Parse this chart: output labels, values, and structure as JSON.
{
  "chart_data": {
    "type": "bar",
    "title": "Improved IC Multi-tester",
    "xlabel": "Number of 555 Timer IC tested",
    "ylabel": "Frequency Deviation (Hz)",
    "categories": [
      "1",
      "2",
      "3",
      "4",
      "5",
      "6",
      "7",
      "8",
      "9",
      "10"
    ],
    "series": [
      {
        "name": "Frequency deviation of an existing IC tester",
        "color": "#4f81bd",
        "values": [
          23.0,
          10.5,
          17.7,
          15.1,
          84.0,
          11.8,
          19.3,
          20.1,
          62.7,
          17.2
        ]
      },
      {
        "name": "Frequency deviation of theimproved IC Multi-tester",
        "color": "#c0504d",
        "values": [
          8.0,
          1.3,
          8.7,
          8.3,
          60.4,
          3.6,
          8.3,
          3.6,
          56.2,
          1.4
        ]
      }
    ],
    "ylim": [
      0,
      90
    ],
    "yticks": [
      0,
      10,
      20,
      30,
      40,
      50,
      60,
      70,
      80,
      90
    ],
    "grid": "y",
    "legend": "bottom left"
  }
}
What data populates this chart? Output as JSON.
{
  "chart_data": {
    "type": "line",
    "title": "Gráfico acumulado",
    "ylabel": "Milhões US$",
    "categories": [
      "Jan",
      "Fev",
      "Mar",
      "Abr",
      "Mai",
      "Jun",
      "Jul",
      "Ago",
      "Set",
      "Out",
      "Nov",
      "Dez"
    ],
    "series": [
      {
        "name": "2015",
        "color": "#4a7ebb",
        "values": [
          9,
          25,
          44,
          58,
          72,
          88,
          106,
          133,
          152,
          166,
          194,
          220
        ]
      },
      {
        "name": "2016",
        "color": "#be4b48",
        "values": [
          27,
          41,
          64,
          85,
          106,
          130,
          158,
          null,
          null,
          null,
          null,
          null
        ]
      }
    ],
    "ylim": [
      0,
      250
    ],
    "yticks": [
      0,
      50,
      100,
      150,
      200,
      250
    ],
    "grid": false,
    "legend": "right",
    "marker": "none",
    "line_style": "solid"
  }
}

____________________

Copy out the lines from the line containing "What data populates" to the end of the listing above, without alteration.

What data populates this chart? Output as JSON.
{
  "chart_data": {
    "type": "line",
    "title": "Gráfico acumulado",
    "ylabel": "Milhões US$",
    "categories": [
      "Jan",
      "Fev",
      "Mar",
      "Abr",
      "Mai",
      "Jun",
      "Jul",
      "Ago",
      "Set",
      "Out",
      "Nov",
      "Dez"
    ],
    "series": [
      {
        "name": "2015",
        "color": "#4a7ebb",
        "values": [
          9,
          25,
          44,
          58,
          72,
          88,
          106,
          133,
          152,
          166,
          194,
          220
        ]
      },
      {
        "name": "2016",
        "color": "#be4b48",
        "values": [
          27,
          41,
          64,
          85,
          106,
          130,
          158,
          null,
          null,
          null,
          null,
          null
        ]
      }
    ],
    "ylim": [
      0,
      250
    ],
    "yticks": [
      0,
      50,
      100,
      150,
      200,
      250
    ],
    "grid": false,
    "legend": "right",
    "marker": "none",
    "line_style": "solid"
  }
}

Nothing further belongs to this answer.